| About this task |
From the listing below, select every line where the word "bereits" appears.

>>

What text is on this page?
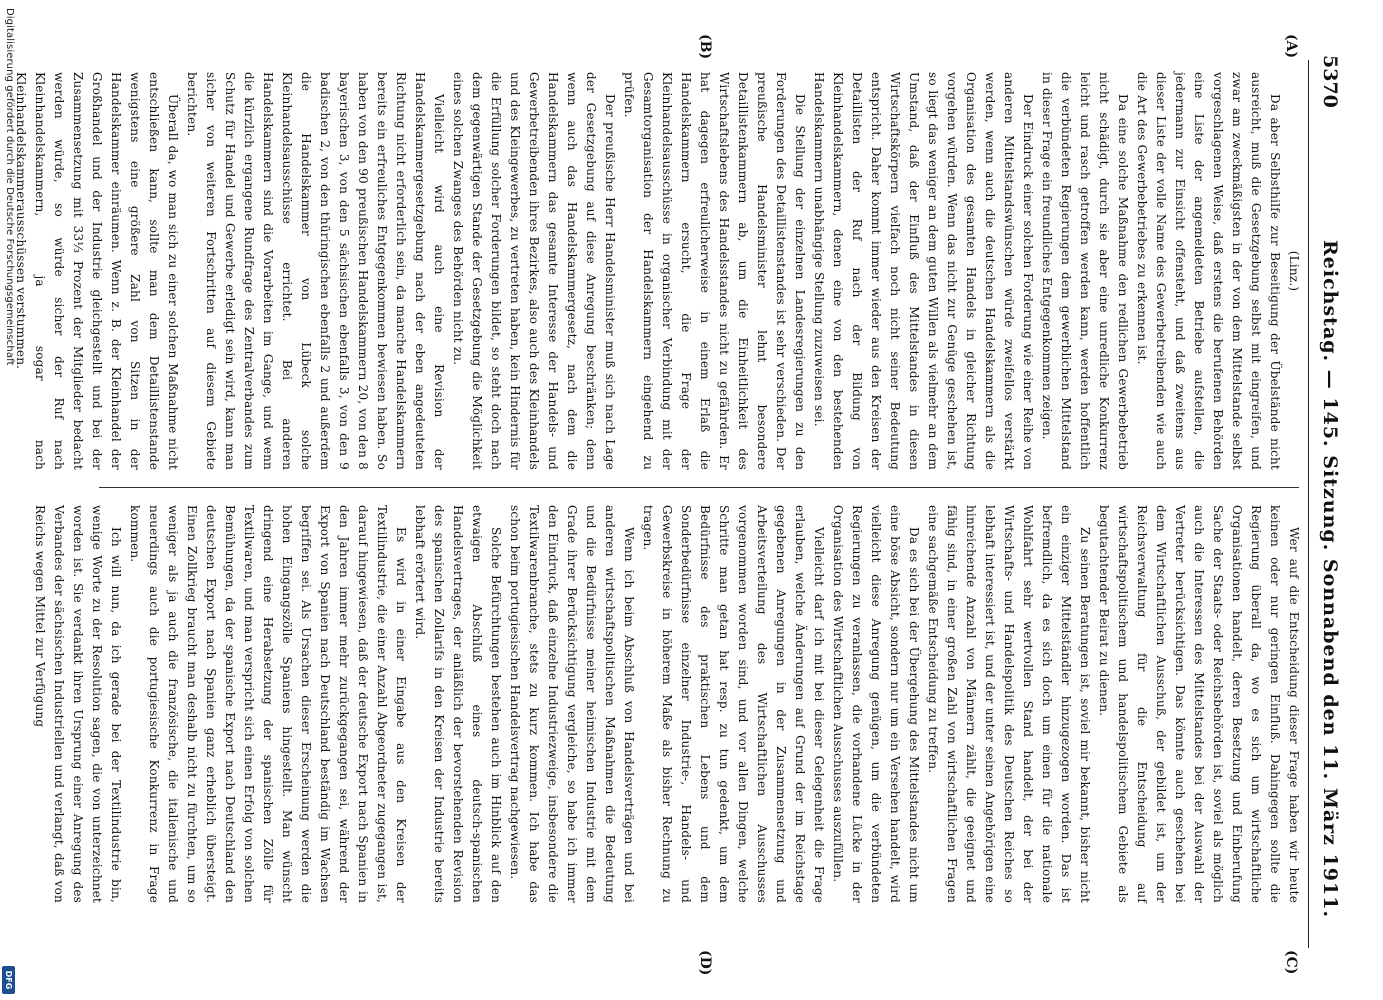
5370
Reichstag. — 145. Sitzung. Sonnabend den 11. März 1911.
(A)
(B)
(C)
(D)

(Linz.)

Da aber Selbsthilfe zur Beseitigung der Übelstände nicht ausreicht, muß die Gesetzgebung selbst mit eingreifen, und zwar am zweckmäßigsten in der von dem Mittelstande selbst vorgeschlagenen Weise, daß erstens die berufenen Behörden eine Liste der angemeldeten Betriebe aufstellen, die jedermann zur Einsicht offensteht, und daß zweitens aus dieser Liste der volle Name des Gewerbetreibenden wie auch die Art des Gewerbebetriebes zu erkennen ist.

Da eine solche Maßnahme den redlichen Gewerbebetrieb nicht schädigt, durch sie aber eine unredliche Konkurrenz leicht und rasch getroffen werden kann, werden hoffentlich die verbündeten Regierungen dem gewerblichen Mittelstand in dieser Frage ein freundliches Entgegenkommen zeigen.

Der Eindruck einer solchen Forderung wie einer Reihe von anderen Mittelstandswünschen würde zweifellos verstärkt werden, wenn auch die deutschen Handelskammern als die Organisation des gesamten Handels in gleicher Richtung vorgehen würden. Wenn das nicht zur Genüge geschehen ist, so liegt das weniger an dem guten Willen als vielmehr an dem Umstand, daß der Einfluß des Mittelstandes in diesen Wirtschaftskörpern vielfach noch nicht seiner Bedeutung entspricht. Daher kommt immer wieder aus den Kreisen der Detaillisten der Ruf nach der Bildung von Kleinhandelskammern, denen eine von den bestehenden Handelskammern unabhängige Stellung zuzuweisen sei.

Die Stellung der einzelnen Landesregierungen zu den Forderungen des Detaillistenstandes ist sehr verschieden. Der preußische Handelsminister lehnt besondere Detaillistenkammern ab, um die Einheitlichkeit des Wirtschaftslebens des Handelsstandes nicht zu gefährden. Er hat dagegen erfreulicherweise in einem Erlaß die Handelskammern ersucht, die Frage der Kleinhandelsausschüsse in organischer Verbindung mit der Gesamtorganisation der Handelskammern eingehend zu prüfen.

Der preußische Herr Handelsminister muß sich nach Lage der Gesetzgebung auf diese Anregung beschränken; denn wenn auch das Handelskammergesetz, nach dem die Handelskammern das gesamte Interesse der Handels- und Gewerbetreibenden ihres Bezirkes, also auch des Kleinhandels und des Kleingewerbes, zu vertreten haben, kein Hindernis für die Erfüllung solcher Forderungen bildet, so steht doch nach dem gegenwärtigen Stande der Gesetzgebung die Möglichkeit eines solchen Zwanges des Behörden nicht zu.

Vielleicht wird auch eine Revision der Handelskammergesetzgebung nach der eben angedeuteten Richtung nicht erforderlich sein, da manche Handelskammern bereits ein erfreuliches Entgegenkommen bewiesen haben. So haben von den 90 preußischen Handelskammern 20, von den 8 bayerischen 3, von den 5 sächsischen ebenfalls 3, von den 9 badischen 2, von den thüringischen ebenfalls 2 und außerdem die Handelskammer von Lübeck solche Kleinhandelsausschüsse errichtet. Bei anderen Handelskammern sind die Vorarbeiten im Gange, und wenn die kürzlich ergangene Rundfrage des Zentralverbandes zum Schutz für Handel und Gewerbe erledigt sein wird, kann man sicher von weiteren Fortschritten auf diesem Gebiete berichten.

Überall da, wo man sich zu einer solchen Maßnahme nicht entschließen kann, sollte man dem Detaillistenstande wenigstens eine größere Zahl von Sitzen in der Handelskammer einräumen. Wenn z. B. der Kleinhandel der Großhandel und der Industrie gleichgestellt und bei der Zusammensetzung mit 33⅓ Prozent der Mitglieder bedacht werden würde, so würde sicher der Ruf nach Kleinhandelskammern, ja sogar nach Kleinhandelskammerausschüssen verstummen.

Wer auf die Entscheidung dieser Frage haben wir heute keinen oder nur geringen Einfluß. Dahingegen sollte die Regierung überall da, wo es sich um wirtschaftliche Organisationen handelt, deren Besetzung und Einberufung Sache der Staats- oder Reichsbehörden ist, soviel als möglich auch die Interessen des Mittelstandes bei der Auswahl der Vertreter berücksichtigen. Das könnte auch geschehen bei dem Wirtschaftlichen Ausschuß, der gebildet ist, um der Reichsverwaltung für die Entscheidung auf wirtschaftspolitischem und handelspolitischem Gebiete als begutachtender Beirat zu dienen.

Zu seinen Beratungen ist, soviel mir bekannt, bisher nicht ein einziger Mittelständler hinzugezogen worden. Das ist befremdlich, da es sich doch um einen für die nationale Wohlfahrt sehr wertvollen Stand handelt, der bei der Wirtschafts- und Handelspolitik des Deutschen Reiches so lebhaft interessiert ist, und der unter seinen Angehörigen eine hinreichende Anzahl von Männern zählt, die geeignet und fähig sind, in einer großen Zahl von wirtschaftlichen Fragen eine sachgemäße Entscheidung zu treffen.

Da es sich bei der Übergehung des Mittelstandes nicht um eine böse Absicht, sondern nur um ein Versehen handelt, wird vielleicht diese Anregung genügen, um die verbündeten Regierungen zu veranlassen, die vorhandene Lücke in der Organisation des Wirtschaftlichen Ausschusses auszufüllen.

Vielleicht darf ich mit bei dieser Gelegenheit die Frage erlauben, welche Änderungen auf Grund der im Reichstage gegebenen Anregungen in der Zusammensetzung und Arbeitsverteilung des Wirtschaftlichen Ausschusses vorgenommen worden sind, und vor allen Dingen, welche Schritte man getan hat resp. zu tun gedenkt, um dem Bedürfnisse des praktischen Lebens und dem Sonderbedürfnisse einzelner Industrie-, Handels- und Gewerbskreise in höherem Maße als bisher Rechnung zu tragen.

Wenn ich beim Abschluß von Handelsverträgen und bei anderen wirtschaftspolitischen Maßnahmen die Bedeutung und die Bedürfnisse meiner heimischen Industrie mit dem Grade ihrer Berücksichtigung vergleiche, so habe ich immer den Eindruck, daß einzelne Industriezweige, insbesondere die Textilwarenbranche, stets zu kurz kommen. Ich habe das schon beim portugiesischen Handelsvertrag nachgewiesen.

Solche Befürchtungen bestehen auch im Hinblick auf den etwaigen Abschluß eines deutsch-spanischen Handelsvertrages, der anläßlich der bevorstehenden Revision des spanischen Zollarifs in den Kreisen der Industrie bereits lebhaft erörtert wird.

Es wird in einer Eingabe aus den Kreisen der Textilindustrie, die einer Anzahl Abgeordneter zugegangen ist, darauf hingewiesen, daß der deutsche Export nach Spanien in den Jahren immer mehr zurückgegangen sei, während der Export von Spanien nach Deutschland beständig im Wachsen begriffen sei. Als Ursachen dieser Erscheinung werden die hohen Eingangszölle Spaniens hingestellt. Man wünscht dringend eine Herabsetzung der spanischen Zölle für Textilwaren, und man verspricht sich einen Erfolg von solchen Bemühungen, da der spanische Export nach Deutschland den deutschen Export nach Spanien ganz erheblich übersteigt. Einen Zollkrieg braucht man deshalb nicht zu fürchten, um so weniger als ja auch die französische, die italienische und neuerdings auch die portugiesische Konkurrenz in Frage kommen.

Ich will nun, da ich gerade bei der Textilindustrie bin, wenige Worte zu der Resolution sagen, die von unterzeichnet worden ist. Sie verdankt ihren Ursprung einer Anregung des Verbandes der sächsischen Industriellen und verlangt, daß von Reichs wegen Mittel zur Verfügung

Digitalisierung gefördert durch die Deutsche Forschungsgemeinschaft
DFG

<<

| Exercise response |
Vielleicht wird auch eine Revision der Handelskammergesetzgebung nach der eben angedeuteten Richtung nicht erforderlich sein, da manche Handelskammern bereits ein erfreuliches Entgegenkommen bewiesen haben. So haben von den 90 preußischen Handelskammern 20, von den 8 bayerischen 3, von den 5 sächsischen ebenfalls 3, von den 9 badischen 2, von den thüringischen ebenfalls 2 und außerdem die Handelskammer von Lübeck solche Kleinhandelsausschüsse errichtet. Bei anderen Handelskammern sind die Vorarbeiten im Gange, und wenn die kürzlich ergangene Rundfrage des Zentralverbandes zum Schutz für Handel und Gewerbe erledigt sein wird, kann man sicher von weiteren Fortschritten auf diesem Gebiete berichten.
Solche Befürchtungen bestehen auch im Hinblick auf den etwaigen Abschluß eines deutsch-spanischen Handelsvertrages, der anläßlich der bevorstehenden Revision des spanischen Zollarifs in den Kreisen der Industrie bereits lebhaft erörtert wird.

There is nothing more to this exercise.